**Work to do:**
Your job is to retype all of the data word for word, leaving every image out.

**Dataset excerpts:**
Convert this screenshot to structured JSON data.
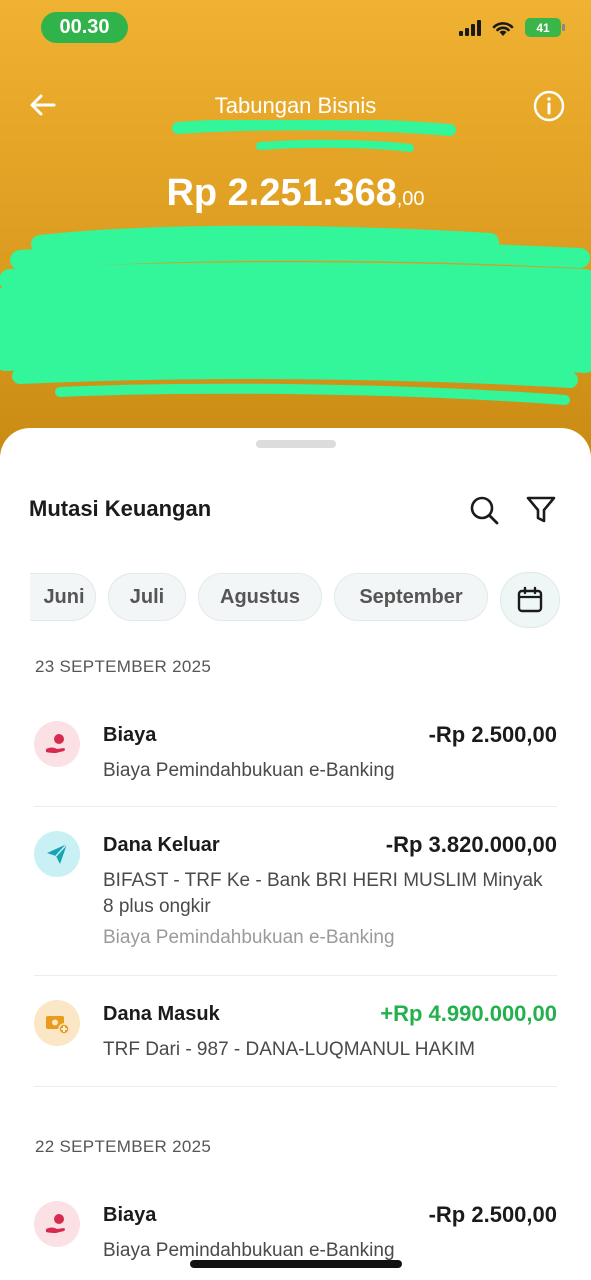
{
  "status_bar": {
    "time": "00.30",
    "battery": "41"
  },
  "header": {
    "title": "Tabungan Bisnis",
    "balance_main": "Rp 2.251.368",
    "balance_cents": ",00"
  },
  "section": {
    "title": "Mutasi Keuangan"
  },
  "months": [
    "Juni",
    "Juli",
    "Agustus",
    "September"
  ],
  "groups": [
    {
      "date": "23 SEPTEMBER 2025",
      "transactions": [
        {
          "title": "Biaya",
          "amount": "-Rp 2.500,00",
          "desc": "Biaya Pemindahbukuan e-Banking"
        },
        {
          "title": "Dana Keluar",
          "amount": "-Rp 3.820.000,00",
          "desc": "BIFAST - TRF Ke - Bank BRI HERI MUSLIM Minyak 8 plus ongkir",
          "sub": "Biaya Pemindahbukuan e-Banking"
        },
        {
          "title": "Dana Masuk",
          "amount": "+Rp 4.990.000,00",
          "desc": "TRF Dari - 987 - DANA-LUQMANUL HAKIM"
        }
      ]
    },
    {
      "date": "22 SEPTEMBER 2025",
      "transactions": [
        {
          "title": "Biaya",
          "amount": "-Rp 2.500,00",
          "desc": "Biaya Pemindahbukuan e-Banking"
        }
      ]
    }
  ],
  "colors": {
    "header": "#e0a023",
    "positive": "#22b14c",
    "fee_icon_bg": "#fbe1e6",
    "out_icon_bg": "#c9f0f4",
    "in_icon_bg": "#fbe6c6"
  }
}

**Solved problem:**
Convert this screenshot to structured JSON data.
{
  "status_bar": {
    "time": "00.30",
    "battery": "41"
  },
  "header": {
    "title": "Tabungan Bisnis",
    "balance_main": "Rp 2.251.368",
    "balance_cents": ",00"
  },
  "section": {
    "title": "Mutasi Keuangan"
  },
  "months": [
    "Juni",
    "Juli",
    "Agustus",
    "September"
  ],
  "groups": [
    {
      "date": "23 SEPTEMBER 2025",
      "transactions": [
        {
          "title": "Biaya",
          "amount": "-Rp 2.500,00",
          "desc": "Biaya Pemindahbukuan e-Banking"
        },
        {
          "title": "Dana Keluar",
          "amount": "-Rp 3.820.000,00",
          "desc": "BIFAST - TRF Ke - Bank BRI HERI MUSLIM Minyak 8 plus ongkir",
          "sub": "Biaya Pemindahbukuan e-Banking"
        },
        {
          "title": "Dana Masuk",
          "amount": "+Rp 4.990.000,00",
          "desc": "TRF Dari - 987 - DANA-LUQMANUL HAKIM"
        }
      ]
    },
    {
      "date": "22 SEPTEMBER 2025",
      "transactions": [
        {
          "title": "Biaya",
          "amount": "-Rp 2.500,00",
          "desc": "Biaya Pemindahbukuan e-Banking"
        }
      ]
    }
  ],
  "colors": {
    "header": "#e0a023",
    "positive": "#22b14c",
    "fee_icon_bg": "#fbe1e6",
    "out_icon_bg": "#c9f0f4",
    "in_icon_bg": "#fbe6c6"
  }
}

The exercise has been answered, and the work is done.